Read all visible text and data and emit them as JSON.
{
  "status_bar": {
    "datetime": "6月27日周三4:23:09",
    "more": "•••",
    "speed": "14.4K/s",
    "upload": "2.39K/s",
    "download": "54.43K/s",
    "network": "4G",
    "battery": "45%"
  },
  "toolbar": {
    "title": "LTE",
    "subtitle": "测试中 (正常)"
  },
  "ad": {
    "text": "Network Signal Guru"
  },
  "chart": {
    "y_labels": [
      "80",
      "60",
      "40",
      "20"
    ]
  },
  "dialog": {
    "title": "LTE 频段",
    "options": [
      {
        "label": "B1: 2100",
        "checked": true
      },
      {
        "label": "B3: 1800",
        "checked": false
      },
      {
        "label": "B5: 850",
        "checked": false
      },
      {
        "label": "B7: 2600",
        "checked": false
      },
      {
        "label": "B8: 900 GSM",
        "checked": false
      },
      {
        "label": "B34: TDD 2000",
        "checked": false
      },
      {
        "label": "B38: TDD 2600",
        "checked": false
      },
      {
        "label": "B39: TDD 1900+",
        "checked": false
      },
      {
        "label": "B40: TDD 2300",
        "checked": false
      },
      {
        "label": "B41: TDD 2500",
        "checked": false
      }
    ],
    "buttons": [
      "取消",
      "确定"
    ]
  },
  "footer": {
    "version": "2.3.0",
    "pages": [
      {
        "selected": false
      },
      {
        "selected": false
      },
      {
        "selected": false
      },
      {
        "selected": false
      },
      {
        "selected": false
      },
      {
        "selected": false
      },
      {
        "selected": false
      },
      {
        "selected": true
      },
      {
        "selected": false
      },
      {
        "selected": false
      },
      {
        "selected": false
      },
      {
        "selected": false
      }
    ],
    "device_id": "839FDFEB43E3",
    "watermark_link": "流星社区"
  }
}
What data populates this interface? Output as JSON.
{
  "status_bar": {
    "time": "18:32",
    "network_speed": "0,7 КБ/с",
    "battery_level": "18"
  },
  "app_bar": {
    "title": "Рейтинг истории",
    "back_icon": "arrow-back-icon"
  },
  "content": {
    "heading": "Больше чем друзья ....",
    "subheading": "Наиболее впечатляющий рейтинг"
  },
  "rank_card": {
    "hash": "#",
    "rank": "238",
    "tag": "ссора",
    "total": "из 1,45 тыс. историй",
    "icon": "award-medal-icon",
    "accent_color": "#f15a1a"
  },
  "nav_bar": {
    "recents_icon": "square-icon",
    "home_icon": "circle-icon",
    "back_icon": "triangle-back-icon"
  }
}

━━━━━━━━

> **Problem**: Lines of the material that contain the word "JSON" are to be gathered.

> **Exercise output**:
Read all visible text and data and emit them as JSON.
What data populates this interface? Output as JSON.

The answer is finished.